Work to complete
Copy out every line that contains "content".

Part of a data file

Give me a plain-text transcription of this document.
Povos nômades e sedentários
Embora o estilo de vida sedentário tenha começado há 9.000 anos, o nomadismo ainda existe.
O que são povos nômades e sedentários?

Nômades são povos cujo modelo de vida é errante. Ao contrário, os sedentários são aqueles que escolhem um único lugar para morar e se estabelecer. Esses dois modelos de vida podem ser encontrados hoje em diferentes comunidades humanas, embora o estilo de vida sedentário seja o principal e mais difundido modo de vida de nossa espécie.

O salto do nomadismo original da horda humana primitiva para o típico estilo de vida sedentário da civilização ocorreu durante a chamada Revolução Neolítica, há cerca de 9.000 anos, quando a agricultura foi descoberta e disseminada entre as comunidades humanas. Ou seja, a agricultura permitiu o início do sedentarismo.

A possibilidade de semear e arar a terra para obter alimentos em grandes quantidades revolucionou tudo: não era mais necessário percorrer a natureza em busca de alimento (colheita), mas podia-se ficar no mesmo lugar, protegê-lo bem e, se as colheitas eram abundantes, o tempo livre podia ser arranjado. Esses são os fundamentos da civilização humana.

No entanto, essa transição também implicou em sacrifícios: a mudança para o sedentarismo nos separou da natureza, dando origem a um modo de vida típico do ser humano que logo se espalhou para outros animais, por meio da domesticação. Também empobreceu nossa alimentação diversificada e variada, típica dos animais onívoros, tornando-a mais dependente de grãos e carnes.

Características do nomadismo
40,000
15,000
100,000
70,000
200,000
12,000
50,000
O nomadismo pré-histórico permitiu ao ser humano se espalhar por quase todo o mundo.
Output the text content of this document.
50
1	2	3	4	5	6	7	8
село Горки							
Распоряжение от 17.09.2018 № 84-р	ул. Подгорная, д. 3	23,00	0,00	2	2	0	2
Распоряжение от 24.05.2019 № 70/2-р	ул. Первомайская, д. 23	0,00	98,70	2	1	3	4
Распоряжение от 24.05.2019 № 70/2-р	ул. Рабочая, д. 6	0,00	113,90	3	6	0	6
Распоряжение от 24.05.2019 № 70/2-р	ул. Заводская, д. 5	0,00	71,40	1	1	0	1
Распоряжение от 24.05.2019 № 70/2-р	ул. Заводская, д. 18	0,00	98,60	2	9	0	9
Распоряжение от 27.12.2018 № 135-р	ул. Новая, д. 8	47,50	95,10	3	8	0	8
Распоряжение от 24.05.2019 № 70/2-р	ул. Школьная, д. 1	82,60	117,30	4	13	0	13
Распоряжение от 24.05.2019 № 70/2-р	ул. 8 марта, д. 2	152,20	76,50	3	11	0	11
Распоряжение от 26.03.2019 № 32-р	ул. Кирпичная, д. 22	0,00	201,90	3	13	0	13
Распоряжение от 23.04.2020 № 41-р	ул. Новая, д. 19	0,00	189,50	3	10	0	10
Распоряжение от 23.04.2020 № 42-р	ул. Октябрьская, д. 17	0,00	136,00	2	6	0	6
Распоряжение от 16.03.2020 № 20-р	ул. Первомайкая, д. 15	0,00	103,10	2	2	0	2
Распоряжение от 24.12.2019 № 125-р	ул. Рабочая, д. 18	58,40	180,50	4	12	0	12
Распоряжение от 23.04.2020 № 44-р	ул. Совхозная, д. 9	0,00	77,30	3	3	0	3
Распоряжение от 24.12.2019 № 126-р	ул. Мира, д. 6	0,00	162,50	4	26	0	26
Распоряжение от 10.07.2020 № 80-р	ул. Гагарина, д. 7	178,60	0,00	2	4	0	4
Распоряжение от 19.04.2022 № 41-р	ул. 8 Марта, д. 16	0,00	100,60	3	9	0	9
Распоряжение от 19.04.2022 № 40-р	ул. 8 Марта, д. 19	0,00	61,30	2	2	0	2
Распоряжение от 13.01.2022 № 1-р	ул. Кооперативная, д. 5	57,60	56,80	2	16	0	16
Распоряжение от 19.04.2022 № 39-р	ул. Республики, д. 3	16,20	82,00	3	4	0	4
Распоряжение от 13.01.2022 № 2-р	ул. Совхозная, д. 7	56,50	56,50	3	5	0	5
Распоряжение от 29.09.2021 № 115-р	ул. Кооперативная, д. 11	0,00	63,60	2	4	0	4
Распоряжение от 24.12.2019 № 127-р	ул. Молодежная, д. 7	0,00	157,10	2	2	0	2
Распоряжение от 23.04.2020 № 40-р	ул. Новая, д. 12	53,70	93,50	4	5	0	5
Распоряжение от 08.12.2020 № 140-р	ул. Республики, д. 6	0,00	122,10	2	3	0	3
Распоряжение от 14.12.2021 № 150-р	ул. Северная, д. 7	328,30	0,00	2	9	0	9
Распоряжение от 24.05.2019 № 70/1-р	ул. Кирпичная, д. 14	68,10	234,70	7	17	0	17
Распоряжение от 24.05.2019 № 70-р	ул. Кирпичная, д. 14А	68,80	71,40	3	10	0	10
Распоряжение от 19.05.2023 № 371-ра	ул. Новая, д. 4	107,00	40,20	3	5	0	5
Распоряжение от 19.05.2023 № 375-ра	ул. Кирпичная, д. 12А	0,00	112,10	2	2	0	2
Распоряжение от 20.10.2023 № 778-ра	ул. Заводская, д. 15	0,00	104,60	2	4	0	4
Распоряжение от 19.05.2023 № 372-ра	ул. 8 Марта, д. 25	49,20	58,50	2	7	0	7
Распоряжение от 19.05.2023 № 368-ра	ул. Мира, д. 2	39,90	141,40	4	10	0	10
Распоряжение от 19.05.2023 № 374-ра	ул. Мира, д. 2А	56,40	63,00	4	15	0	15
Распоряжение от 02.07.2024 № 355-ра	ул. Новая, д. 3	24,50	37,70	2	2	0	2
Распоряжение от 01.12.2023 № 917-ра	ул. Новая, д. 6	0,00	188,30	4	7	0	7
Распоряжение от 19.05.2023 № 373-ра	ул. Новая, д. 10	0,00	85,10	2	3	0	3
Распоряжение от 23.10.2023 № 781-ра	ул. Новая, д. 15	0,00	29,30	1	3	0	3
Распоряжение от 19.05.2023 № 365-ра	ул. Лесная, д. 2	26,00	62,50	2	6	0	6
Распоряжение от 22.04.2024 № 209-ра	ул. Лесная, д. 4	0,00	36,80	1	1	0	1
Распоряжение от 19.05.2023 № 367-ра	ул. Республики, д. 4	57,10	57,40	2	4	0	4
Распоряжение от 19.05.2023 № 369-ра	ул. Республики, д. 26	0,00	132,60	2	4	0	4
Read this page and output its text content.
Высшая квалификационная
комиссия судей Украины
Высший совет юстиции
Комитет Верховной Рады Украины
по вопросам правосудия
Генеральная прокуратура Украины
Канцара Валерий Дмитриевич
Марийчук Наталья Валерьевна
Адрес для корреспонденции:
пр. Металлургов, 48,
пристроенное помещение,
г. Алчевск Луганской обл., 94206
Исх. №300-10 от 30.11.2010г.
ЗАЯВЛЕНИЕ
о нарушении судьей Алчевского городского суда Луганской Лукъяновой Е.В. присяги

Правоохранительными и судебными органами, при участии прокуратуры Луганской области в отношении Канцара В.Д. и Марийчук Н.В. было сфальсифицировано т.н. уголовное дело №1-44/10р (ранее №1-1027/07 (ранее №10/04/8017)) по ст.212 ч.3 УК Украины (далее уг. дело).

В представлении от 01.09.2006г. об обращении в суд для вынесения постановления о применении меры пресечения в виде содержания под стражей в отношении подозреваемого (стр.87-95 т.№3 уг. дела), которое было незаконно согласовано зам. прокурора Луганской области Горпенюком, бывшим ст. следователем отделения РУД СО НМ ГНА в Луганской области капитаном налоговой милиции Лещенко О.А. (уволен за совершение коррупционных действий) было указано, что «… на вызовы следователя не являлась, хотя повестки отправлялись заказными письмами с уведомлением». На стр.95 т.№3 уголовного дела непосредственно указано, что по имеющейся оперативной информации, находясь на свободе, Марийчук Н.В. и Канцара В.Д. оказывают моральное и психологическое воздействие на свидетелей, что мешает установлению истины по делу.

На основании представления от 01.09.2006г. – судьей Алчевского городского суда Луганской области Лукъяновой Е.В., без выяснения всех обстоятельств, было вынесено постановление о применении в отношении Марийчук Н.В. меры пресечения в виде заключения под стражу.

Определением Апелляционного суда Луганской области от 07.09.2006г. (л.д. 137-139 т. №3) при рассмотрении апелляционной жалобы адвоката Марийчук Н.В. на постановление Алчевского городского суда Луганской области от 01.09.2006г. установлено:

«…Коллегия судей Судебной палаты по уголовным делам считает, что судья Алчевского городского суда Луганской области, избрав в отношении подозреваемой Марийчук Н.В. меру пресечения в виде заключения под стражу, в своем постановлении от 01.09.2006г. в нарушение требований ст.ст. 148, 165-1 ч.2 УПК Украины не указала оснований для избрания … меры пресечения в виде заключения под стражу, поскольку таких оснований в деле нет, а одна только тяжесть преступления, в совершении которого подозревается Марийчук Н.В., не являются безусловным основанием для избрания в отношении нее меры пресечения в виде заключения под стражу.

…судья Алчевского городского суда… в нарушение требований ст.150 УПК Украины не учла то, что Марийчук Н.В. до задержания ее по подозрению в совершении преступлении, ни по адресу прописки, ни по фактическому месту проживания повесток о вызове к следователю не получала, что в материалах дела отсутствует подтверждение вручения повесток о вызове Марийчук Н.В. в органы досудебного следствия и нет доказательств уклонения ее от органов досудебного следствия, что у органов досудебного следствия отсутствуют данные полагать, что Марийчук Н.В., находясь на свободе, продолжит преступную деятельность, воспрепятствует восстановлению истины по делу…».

Solved problem
Output the text content of this document.
Read this page and output its text content.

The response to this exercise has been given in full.